# Required work
Search the listing for "this" and copy every line where it appears.
+===+
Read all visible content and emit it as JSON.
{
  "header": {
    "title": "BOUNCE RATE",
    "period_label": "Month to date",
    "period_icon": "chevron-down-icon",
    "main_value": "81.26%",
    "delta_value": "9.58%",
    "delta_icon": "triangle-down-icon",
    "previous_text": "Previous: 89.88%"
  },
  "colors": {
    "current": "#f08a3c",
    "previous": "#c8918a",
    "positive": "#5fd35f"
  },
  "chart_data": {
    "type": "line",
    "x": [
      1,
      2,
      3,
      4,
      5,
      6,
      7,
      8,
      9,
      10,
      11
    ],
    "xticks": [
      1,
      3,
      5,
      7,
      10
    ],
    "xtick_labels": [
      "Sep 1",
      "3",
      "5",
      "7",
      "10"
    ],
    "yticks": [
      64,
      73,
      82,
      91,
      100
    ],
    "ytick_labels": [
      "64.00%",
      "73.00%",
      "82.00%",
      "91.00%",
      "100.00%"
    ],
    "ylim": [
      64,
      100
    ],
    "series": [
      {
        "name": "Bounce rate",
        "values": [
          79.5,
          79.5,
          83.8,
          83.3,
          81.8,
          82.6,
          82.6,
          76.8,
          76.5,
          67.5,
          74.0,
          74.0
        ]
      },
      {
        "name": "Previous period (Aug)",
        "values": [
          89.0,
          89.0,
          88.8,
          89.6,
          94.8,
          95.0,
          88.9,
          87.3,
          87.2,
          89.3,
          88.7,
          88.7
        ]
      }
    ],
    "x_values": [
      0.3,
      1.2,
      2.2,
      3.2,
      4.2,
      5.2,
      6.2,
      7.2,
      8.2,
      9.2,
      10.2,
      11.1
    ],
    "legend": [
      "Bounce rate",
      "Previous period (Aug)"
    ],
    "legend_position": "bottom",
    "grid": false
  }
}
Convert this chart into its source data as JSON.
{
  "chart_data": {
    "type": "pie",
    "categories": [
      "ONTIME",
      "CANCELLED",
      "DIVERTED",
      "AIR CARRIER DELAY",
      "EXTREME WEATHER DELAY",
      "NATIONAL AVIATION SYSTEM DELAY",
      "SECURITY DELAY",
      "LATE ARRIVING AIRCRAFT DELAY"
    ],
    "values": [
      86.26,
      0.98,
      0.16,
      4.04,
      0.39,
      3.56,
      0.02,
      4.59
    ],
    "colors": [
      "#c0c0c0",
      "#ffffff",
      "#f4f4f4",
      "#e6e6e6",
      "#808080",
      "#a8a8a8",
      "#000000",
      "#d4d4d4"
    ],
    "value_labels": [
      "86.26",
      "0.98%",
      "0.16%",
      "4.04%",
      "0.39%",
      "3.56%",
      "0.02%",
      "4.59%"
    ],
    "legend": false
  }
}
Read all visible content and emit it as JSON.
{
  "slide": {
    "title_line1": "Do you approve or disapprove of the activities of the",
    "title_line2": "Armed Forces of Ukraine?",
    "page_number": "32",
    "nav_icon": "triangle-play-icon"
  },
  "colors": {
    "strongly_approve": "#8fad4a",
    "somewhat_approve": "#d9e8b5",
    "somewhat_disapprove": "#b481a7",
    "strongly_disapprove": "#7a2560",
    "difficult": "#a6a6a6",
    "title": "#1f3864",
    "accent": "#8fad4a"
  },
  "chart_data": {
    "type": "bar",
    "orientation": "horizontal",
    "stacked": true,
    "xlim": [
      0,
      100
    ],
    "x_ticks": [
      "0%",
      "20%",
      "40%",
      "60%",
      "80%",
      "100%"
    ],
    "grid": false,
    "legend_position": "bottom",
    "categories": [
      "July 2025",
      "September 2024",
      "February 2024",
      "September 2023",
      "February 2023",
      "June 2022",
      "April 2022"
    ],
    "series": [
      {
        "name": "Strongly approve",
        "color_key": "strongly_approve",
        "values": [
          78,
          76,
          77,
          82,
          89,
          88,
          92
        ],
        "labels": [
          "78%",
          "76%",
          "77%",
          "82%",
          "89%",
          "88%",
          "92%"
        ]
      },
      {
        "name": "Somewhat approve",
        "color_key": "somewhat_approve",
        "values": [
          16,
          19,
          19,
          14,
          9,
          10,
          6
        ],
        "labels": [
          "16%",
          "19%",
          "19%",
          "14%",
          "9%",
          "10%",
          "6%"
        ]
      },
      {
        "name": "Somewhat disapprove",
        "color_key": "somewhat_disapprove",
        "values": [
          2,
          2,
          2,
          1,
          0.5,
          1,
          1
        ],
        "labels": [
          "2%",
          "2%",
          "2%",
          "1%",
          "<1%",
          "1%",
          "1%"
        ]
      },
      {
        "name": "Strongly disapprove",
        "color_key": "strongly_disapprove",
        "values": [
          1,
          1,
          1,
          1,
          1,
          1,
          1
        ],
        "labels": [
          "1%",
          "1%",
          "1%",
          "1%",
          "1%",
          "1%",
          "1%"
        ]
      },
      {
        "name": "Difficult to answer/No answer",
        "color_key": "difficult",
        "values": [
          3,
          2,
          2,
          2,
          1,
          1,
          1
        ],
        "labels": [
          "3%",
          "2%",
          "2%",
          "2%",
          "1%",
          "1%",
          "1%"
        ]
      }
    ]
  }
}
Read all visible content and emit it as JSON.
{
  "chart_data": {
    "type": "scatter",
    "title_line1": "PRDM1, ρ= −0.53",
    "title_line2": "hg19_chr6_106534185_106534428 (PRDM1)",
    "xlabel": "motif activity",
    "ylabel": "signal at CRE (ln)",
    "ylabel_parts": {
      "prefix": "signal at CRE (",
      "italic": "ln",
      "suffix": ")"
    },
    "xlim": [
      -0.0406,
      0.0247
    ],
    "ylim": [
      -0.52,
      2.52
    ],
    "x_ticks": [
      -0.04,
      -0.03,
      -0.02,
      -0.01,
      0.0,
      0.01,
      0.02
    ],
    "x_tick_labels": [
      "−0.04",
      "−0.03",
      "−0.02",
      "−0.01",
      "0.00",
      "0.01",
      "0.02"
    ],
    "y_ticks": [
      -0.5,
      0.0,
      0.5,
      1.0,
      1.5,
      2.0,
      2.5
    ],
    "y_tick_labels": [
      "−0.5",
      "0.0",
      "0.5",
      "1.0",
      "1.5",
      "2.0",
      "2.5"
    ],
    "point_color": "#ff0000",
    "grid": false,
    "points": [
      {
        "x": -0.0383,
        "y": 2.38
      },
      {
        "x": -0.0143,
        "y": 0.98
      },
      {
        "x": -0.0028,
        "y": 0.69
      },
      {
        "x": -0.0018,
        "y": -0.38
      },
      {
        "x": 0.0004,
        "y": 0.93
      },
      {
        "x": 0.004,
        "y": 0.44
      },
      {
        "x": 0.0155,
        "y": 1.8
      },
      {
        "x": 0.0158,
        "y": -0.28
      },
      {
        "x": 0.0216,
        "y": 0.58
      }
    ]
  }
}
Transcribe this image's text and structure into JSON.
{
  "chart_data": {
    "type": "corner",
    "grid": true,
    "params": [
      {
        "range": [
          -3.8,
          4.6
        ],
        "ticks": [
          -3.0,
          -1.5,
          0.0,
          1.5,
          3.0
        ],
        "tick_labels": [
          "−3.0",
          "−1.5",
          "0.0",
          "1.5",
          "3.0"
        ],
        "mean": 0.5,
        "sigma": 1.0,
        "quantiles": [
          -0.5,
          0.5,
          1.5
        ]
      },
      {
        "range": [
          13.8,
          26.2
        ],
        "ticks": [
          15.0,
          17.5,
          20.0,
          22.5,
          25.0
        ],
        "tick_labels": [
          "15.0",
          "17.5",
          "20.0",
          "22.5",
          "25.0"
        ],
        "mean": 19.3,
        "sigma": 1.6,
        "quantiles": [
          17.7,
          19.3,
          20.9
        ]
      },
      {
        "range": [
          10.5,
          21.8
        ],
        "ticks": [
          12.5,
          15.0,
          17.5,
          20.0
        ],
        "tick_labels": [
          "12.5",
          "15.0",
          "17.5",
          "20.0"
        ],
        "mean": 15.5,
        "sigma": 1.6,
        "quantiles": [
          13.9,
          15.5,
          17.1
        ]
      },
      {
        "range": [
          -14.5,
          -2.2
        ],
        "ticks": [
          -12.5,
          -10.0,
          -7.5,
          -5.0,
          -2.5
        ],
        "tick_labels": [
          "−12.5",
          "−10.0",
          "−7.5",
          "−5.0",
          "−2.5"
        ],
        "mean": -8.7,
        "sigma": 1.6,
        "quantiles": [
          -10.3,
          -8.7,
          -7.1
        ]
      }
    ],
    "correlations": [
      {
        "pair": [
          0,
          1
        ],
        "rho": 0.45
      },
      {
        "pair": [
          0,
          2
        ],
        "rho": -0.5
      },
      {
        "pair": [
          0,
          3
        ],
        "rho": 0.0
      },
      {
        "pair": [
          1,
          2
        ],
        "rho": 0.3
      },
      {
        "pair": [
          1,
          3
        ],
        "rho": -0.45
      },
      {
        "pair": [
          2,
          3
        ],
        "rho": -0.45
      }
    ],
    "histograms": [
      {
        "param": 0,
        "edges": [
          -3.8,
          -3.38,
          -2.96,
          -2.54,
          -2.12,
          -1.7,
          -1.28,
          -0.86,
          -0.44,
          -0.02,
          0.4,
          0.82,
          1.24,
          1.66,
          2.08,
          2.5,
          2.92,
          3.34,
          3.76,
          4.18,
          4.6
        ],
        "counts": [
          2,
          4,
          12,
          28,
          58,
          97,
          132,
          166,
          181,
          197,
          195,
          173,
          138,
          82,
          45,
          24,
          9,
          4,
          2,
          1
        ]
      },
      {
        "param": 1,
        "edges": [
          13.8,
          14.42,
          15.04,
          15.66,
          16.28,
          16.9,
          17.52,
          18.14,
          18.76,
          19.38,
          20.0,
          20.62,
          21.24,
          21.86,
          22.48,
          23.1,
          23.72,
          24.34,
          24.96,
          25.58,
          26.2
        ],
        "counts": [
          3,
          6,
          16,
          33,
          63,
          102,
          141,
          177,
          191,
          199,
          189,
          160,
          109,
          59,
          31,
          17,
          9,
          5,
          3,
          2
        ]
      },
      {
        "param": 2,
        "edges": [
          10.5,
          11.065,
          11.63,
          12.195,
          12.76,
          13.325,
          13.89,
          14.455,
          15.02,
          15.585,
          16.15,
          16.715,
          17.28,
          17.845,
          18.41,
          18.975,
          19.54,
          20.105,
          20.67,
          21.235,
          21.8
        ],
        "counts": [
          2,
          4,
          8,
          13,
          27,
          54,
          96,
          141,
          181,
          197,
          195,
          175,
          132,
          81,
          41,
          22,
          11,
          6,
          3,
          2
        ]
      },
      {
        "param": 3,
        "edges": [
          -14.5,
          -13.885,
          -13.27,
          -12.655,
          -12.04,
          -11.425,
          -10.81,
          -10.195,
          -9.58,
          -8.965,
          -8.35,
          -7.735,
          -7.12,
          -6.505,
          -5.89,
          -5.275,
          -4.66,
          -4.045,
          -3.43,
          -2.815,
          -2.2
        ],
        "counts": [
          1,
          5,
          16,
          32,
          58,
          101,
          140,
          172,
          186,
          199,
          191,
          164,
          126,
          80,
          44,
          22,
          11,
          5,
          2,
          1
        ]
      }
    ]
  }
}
+===+
# Full solution
Convert this chart into its source data as JSON.
Transcribe this image's text and structure into JSON.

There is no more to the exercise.